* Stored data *
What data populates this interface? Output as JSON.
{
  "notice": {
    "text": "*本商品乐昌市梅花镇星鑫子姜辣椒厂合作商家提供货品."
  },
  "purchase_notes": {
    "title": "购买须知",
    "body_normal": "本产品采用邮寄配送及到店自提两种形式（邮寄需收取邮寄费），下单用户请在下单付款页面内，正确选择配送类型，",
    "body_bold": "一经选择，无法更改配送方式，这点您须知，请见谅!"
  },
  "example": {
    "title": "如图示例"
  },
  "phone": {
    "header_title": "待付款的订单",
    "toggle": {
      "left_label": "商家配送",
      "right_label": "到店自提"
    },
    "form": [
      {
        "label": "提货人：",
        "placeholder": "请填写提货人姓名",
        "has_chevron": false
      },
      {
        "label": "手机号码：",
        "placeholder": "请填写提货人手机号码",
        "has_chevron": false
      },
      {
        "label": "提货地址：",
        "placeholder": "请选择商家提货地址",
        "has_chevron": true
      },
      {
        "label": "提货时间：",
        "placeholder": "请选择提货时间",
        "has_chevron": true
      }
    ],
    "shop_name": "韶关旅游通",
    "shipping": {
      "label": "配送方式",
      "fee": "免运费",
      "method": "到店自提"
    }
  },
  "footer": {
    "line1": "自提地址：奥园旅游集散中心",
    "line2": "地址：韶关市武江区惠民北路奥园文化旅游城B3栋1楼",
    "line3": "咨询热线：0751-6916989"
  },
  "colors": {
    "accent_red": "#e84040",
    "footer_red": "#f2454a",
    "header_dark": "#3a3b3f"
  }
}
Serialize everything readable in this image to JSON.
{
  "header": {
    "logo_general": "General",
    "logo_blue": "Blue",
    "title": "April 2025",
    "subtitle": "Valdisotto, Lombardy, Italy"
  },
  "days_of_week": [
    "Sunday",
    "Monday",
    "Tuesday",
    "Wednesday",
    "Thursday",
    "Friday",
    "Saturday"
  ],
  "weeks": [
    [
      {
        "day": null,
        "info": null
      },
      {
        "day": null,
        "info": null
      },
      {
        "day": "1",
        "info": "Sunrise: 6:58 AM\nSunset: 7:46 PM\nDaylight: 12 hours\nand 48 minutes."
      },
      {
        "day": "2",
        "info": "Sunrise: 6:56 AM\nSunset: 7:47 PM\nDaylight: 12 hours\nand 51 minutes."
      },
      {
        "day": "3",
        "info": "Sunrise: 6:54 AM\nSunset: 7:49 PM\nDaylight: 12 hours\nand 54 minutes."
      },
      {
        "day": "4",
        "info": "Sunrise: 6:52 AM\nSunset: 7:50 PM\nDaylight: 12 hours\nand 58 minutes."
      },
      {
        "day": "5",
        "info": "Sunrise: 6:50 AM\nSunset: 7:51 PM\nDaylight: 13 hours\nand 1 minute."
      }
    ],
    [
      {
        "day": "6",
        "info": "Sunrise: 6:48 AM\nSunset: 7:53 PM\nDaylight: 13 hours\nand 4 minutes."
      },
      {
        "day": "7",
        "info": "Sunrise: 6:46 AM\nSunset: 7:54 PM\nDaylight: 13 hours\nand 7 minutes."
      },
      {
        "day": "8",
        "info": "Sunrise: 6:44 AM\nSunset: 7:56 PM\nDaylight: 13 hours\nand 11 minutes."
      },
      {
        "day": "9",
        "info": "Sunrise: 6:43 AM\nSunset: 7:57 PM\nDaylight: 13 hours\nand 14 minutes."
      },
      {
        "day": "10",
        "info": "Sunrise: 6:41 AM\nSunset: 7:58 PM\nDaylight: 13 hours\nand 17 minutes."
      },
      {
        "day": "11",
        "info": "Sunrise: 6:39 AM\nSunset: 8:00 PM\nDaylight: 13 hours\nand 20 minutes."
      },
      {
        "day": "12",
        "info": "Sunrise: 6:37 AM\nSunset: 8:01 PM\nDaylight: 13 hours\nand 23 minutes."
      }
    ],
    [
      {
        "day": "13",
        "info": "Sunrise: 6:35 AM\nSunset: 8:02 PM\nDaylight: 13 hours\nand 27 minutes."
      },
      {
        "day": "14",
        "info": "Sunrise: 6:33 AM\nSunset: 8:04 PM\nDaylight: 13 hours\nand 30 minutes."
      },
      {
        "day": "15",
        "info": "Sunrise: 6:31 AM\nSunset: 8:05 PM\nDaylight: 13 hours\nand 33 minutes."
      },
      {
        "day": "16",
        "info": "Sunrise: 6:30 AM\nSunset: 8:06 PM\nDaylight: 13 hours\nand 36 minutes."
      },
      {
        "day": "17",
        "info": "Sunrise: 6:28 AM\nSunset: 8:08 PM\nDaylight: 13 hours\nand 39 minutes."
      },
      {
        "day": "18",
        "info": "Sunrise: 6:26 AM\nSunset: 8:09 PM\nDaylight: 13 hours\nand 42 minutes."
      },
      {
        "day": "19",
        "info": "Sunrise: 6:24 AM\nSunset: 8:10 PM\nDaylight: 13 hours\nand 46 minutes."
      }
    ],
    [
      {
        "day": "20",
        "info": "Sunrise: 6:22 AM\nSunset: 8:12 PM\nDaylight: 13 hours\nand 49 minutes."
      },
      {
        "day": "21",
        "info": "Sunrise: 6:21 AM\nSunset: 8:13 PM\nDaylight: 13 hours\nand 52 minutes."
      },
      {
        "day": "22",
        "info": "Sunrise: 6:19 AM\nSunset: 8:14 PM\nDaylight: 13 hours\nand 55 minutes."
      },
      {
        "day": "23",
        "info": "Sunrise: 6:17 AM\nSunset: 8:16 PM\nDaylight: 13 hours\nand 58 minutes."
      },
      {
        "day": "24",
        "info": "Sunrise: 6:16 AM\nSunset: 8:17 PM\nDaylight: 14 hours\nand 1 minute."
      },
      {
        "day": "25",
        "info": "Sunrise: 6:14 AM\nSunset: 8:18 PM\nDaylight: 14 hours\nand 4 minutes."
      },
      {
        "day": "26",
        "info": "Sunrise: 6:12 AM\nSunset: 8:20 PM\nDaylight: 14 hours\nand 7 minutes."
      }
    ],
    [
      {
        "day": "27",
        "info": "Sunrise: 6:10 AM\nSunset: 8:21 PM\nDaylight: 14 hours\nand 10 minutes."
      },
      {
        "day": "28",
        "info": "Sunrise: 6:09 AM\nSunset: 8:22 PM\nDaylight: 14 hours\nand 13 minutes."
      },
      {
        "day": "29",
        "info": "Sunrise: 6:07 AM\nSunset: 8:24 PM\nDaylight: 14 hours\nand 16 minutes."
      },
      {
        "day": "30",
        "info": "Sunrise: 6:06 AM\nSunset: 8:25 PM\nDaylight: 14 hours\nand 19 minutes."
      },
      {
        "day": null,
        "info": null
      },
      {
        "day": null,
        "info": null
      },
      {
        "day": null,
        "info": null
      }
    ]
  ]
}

* Exercise aim *
Pull every line containing "JSON" from the data.

* Result *
What data populates this interface? Output as JSON.
Serialize everything readable in this image to JSON.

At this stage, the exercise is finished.